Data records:
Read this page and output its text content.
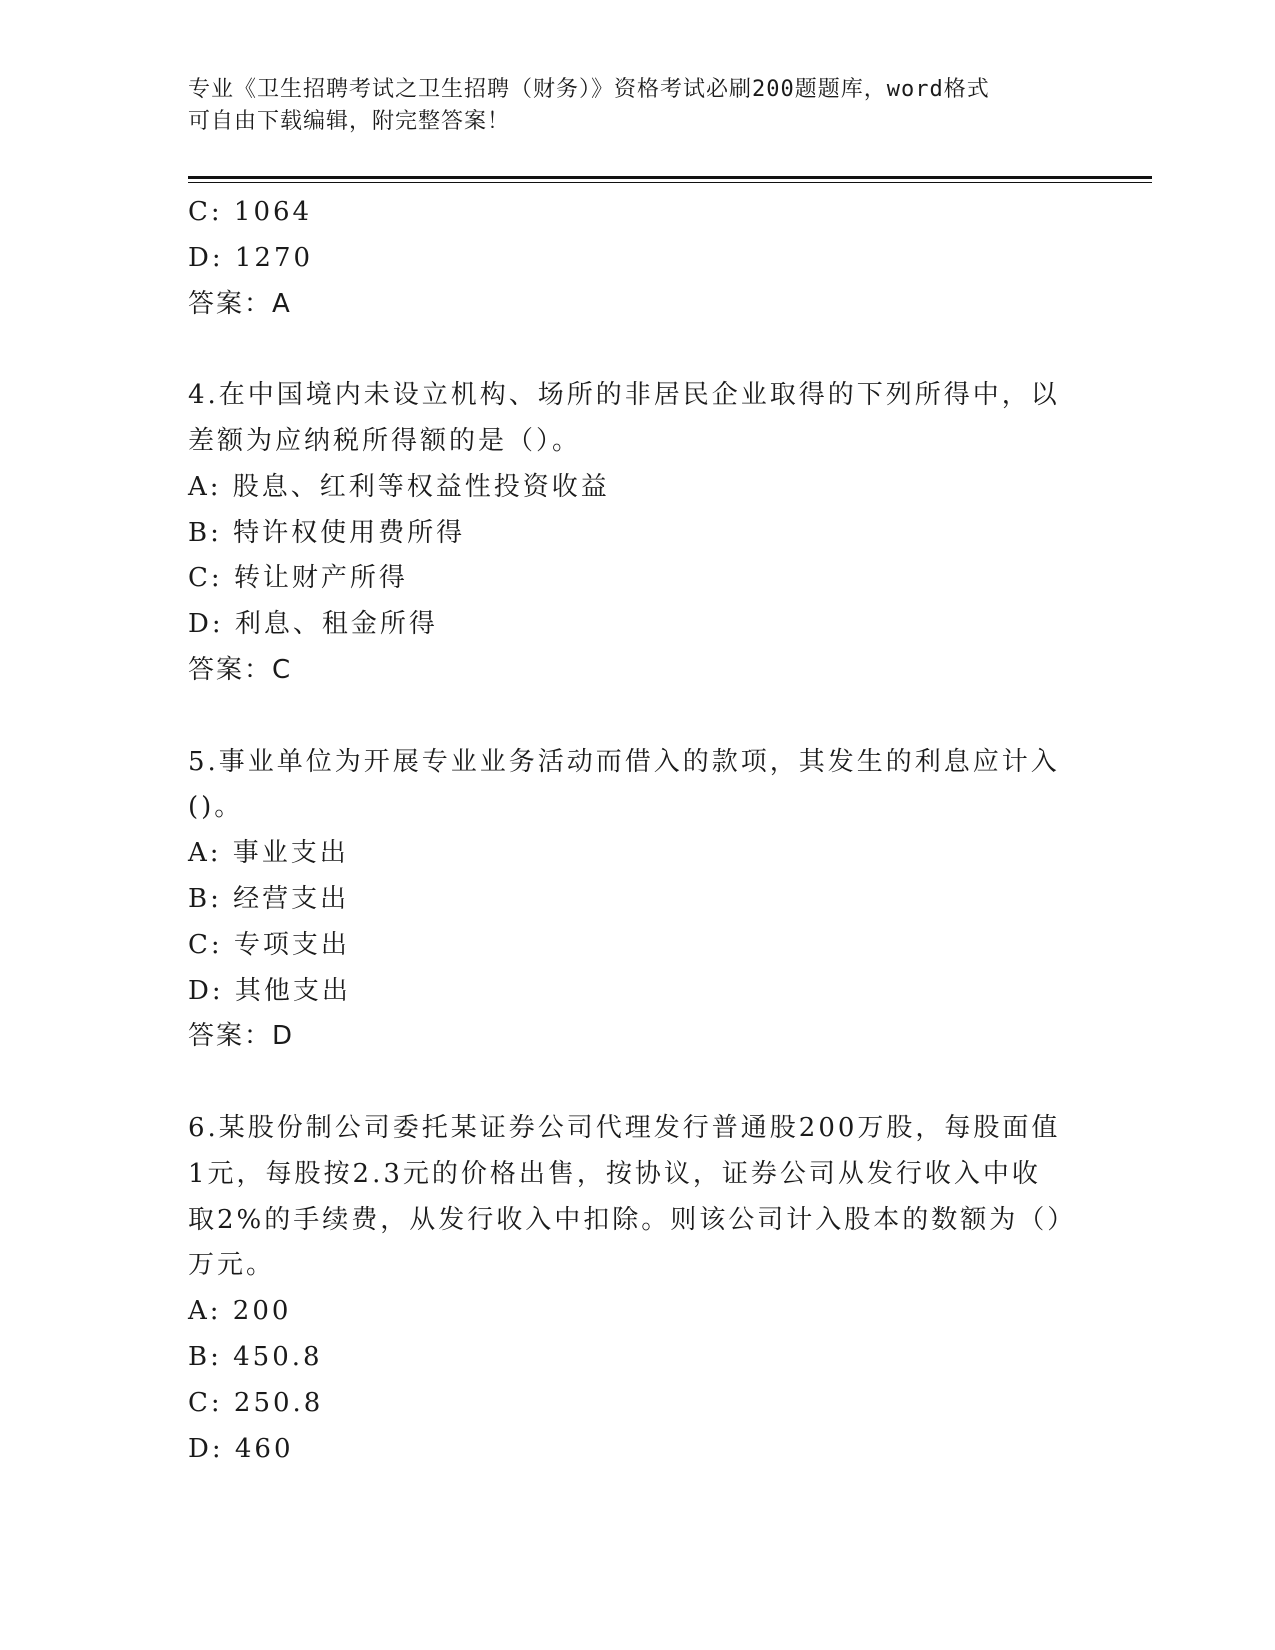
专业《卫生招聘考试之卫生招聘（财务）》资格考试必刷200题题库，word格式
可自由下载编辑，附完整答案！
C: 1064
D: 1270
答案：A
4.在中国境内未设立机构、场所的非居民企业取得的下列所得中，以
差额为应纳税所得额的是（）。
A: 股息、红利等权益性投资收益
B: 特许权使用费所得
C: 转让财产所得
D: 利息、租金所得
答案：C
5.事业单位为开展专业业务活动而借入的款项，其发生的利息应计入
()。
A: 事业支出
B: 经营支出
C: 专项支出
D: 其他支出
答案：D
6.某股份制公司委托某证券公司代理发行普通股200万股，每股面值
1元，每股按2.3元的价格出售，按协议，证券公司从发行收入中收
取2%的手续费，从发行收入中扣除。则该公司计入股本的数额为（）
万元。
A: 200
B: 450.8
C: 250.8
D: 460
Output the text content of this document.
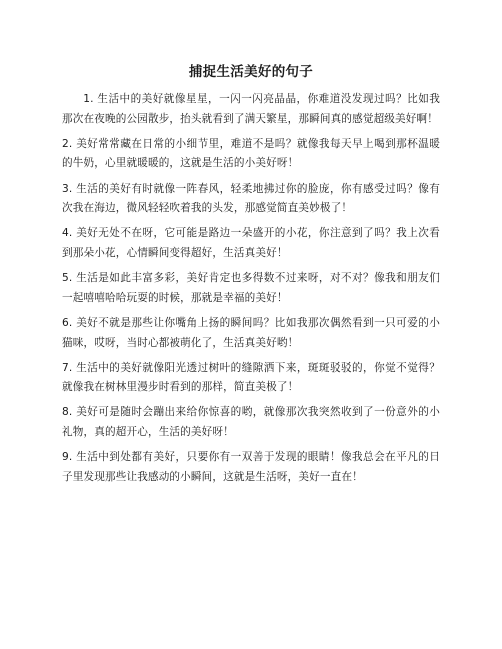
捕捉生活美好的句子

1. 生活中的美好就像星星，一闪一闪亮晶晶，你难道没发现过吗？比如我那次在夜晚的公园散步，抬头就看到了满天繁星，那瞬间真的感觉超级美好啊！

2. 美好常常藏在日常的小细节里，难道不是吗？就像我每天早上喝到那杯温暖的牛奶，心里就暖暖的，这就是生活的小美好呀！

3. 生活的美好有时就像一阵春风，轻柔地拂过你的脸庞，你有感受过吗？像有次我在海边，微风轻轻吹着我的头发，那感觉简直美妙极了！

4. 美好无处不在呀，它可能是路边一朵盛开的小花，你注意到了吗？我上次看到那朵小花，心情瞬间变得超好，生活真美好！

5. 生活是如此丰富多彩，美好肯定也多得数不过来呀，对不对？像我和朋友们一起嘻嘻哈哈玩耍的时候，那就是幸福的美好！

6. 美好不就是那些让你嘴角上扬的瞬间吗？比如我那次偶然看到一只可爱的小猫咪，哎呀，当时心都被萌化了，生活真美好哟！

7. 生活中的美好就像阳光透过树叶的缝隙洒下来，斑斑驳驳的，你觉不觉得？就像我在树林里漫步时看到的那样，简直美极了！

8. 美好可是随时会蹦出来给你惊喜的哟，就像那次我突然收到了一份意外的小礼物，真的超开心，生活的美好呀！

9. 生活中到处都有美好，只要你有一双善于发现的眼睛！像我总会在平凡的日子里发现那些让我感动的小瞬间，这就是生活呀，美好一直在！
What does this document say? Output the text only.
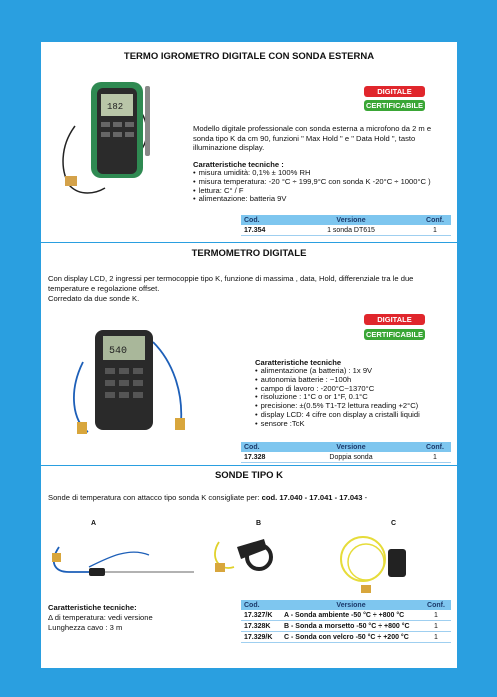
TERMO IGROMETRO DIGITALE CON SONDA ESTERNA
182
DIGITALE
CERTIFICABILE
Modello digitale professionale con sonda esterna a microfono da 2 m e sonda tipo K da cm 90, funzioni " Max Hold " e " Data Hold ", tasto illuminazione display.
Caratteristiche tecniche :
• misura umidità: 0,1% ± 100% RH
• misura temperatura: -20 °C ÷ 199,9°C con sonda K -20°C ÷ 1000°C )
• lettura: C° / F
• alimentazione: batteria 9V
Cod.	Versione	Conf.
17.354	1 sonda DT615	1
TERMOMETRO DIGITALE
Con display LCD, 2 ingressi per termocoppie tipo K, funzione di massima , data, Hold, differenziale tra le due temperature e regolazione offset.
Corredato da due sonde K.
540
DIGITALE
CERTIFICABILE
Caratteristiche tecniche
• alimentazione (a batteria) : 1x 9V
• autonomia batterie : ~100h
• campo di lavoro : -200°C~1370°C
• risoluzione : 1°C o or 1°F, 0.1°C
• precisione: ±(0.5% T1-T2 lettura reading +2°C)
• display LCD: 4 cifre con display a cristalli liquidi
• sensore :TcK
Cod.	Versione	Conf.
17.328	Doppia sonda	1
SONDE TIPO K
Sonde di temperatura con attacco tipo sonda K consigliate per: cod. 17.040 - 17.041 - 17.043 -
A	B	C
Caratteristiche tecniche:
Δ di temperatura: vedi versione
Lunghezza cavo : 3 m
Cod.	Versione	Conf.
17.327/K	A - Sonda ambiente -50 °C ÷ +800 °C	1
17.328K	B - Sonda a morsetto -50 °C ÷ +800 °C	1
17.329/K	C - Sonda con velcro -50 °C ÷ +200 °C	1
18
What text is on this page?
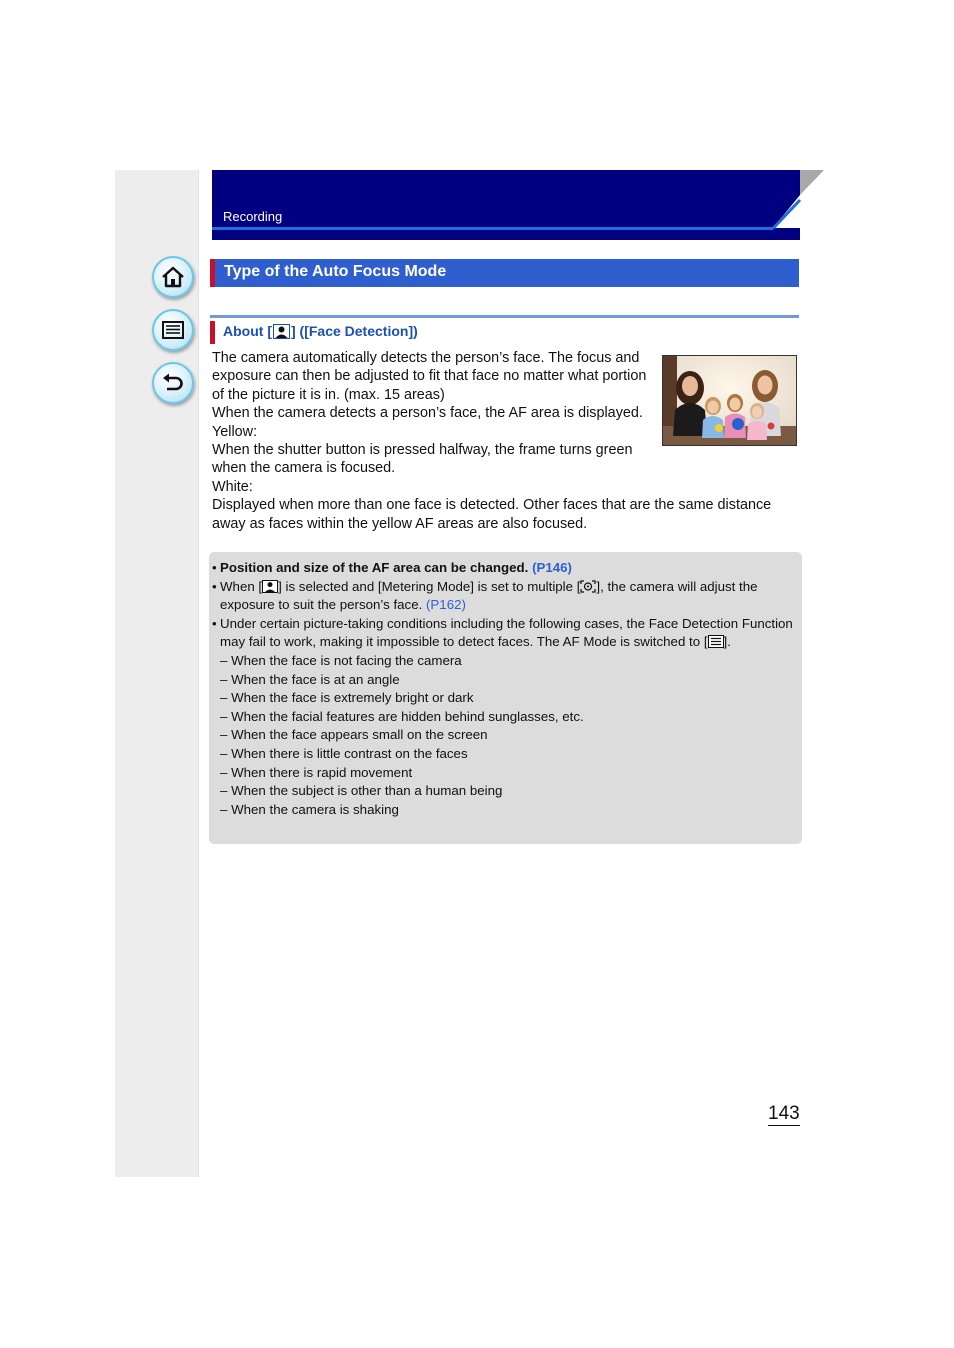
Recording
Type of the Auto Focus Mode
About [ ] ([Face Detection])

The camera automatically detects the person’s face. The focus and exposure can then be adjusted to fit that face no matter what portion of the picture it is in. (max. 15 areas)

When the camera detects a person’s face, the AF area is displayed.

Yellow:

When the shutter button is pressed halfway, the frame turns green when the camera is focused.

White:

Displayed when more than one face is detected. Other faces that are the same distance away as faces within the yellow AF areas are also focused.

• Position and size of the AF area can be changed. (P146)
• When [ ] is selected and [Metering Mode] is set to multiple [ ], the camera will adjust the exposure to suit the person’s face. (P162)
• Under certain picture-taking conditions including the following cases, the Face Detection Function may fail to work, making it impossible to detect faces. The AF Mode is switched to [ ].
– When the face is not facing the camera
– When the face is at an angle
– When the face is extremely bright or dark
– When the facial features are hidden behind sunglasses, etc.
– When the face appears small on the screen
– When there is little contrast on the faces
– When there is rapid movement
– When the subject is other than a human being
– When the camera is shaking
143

- PROBLEM REQUIREMENTS
Retype the data above exactly; pictures are not part of the copy.

- RESPONSE
Read this page and output its text content.
专业《卫生招聘考试之卫生招聘（财务）》资格考试必刷200题题库，word格式
可自由下载编辑，附完整答案！
C: 1064
D: 1270
答案：A
4.在中国境内未设立机构、场所的非居民企业取得的下列所得中，以
差额为应纳税所得额的是（）。
A: 股息、红利等权益性投资收益
B: 特许权使用费所得
C: 转让财产所得
D: 利息、租金所得
答案：C
5.事业单位为开展专业业务活动而借入的款项，其发生的利息应计入
()。
A: 事业支出
B: 经营支出
C: 专项支出
D: 其他支出
答案：D
6.某股份制公司委托某证券公司代理发行普通股200万股，每股面值
1元，每股按2.3元的价格出售，按协议，证券公司从发行收入中收
取2%的手续费，从发行收入中扣除。则该公司计入股本的数额为（）
万元。
A: 200
B: 450.8
C: 250.8
D: 460
Output the text content of this document.
捕捉生活美好的句子

1. 生活中的美好就像星星，一闪一闪亮晶晶，你难道没发现过吗？比如我那次在夜晚的公园散步，抬头就看到了满天繁星，那瞬间真的感觉超级美好啊！

2. 美好常常藏在日常的小细节里，难道不是吗？就像我每天早上喝到那杯温暖的牛奶，心里就暖暖的，这就是生活的小美好呀！

3. 生活的美好有时就像一阵春风，轻柔地拂过你的脸庞，你有感受过吗？像有次我在海边，微风轻轻吹着我的头发，那感觉简直美妙极了！

4. 美好无处不在呀，它可能是路边一朵盛开的小花，你注意到了吗？我上次看到那朵小花，心情瞬间变得超好，生活真美好！

5. 生活是如此丰富多彩，美好肯定也多得数不过来呀，对不对？像我和朋友们一起嘻嘻哈哈玩耍的时候，那就是幸福的美好！

6. 美好不就是那些让你嘴角上扬的瞬间吗？比如我那次偶然看到一只可爱的小猫咪，哎呀，当时心都被萌化了，生活真美好哟！

7. 生活中的美好就像阳光透过树叶的缝隙洒下来，斑斑驳驳的，你觉不觉得？就像我在树林里漫步时看到的那样，简直美极了！

8. 美好可是随时会蹦出来给你惊喜的哟，就像那次我突然收到了一份意外的小礼物，真的超开心，生活的美好呀！

9. 生活中到处都有美好，只要你有一双善于发现的眼睛！像我总会在平凡的日子里发现那些让我感动的小瞬间，这就是生活呀，美好一直在！
What does this document say? Output the text only.
TERMO IGROMETRO DIGITALE CON SONDA ESTERNA
182
DIGITALE
CERTIFICABILE
Modello digitale professionale con sonda esterna a microfono da 2 m e sonda tipo K da cm 90, funzioni " Max Hold " e " Data Hold ", tasto illuminazione display.
Caratteristiche tecniche :
• misura umidità: 0,1% ± 100% RH
• misura temperatura: -20 °C ÷ 199,9°C con sonda K -20°C ÷ 1000°C )
• lettura: C° / F
• alimentazione: batteria 9V
Cod.	Versione	Conf.
17.354	1 sonda DT615	1
TERMOMETRO DIGITALE
Con display LCD, 2 ingressi per termocoppie tipo K, funzione di massima , data, Hold, differenziale tra le due temperature e regolazione offset.
Corredato da due sonde K.
540
DIGITALE
CERTIFICABILE
Caratteristiche tecniche
• alimentazione (a batteria) : 1x 9V
• autonomia batterie : ~100h
• campo di lavoro : -200°C~1370°C
• risoluzione : 1°C o or 1°F, 0.1°C
• precisione: ±(0.5% T1-T2 lettura reading +2°C)
• display LCD: 4 cifre con display a cristalli liquidi
• sensore :TcK
Cod.	Versione	Conf.
17.328	Doppia sonda	1
SONDE TIPO K
Sonde di temperatura con attacco tipo sonda K consigliate per: cod. 17.040 - 17.041 - 17.043 -
A	B	C
Caratteristiche tecniche:
Δ di temperatura: vedi versione
Lunghezza cavo : 3 m
Cod.	Versione	Conf.
17.327/K	A - Sonda ambiente -50 °C ÷ +800 °C	1
17.328K	B - Sonda a morsetto -50 °C ÷ +800 °C	1
17.329/K	C - Sonda con velcro -50 °C ÷ +200 °C	1
18
What text is on this page?
Recording
Type of the Auto Focus Mode
About [ ] ([Face Detection])

The camera automatically detects the person’s face. The focus and exposure can then be adjusted to fit that face no matter what portion of the picture it is in. (max. 15 areas)

When the camera detects a person’s face, the AF area is displayed.

Yellow:

When the shutter button is pressed halfway, the frame turns green when the camera is focused.

White:

Displayed when more than one face is detected. Other faces that are the same distance away as faces within the yellow AF areas are also focused.

• Position and size of the AF area can be changed. (P146)
• When [ ] is selected and [Metering Mode] is set to multiple [ ], the camera will adjust the exposure to suit the person’s face. (P162)
• Under certain picture-taking conditions including the following cases, the Face Detection Function may fail to work, making it impossible to detect faces. The AF Mode is switched to [ ].
– When the face is not facing the camera
– When the face is at an angle
– When the face is extremely bright or dark
– When the facial features are hidden behind sunglasses, etc.
– When the face appears small on the screen
– When there is little contrast on the faces
– When there is rapid movement
– When the subject is other than a human being
– When the camera is shaking
143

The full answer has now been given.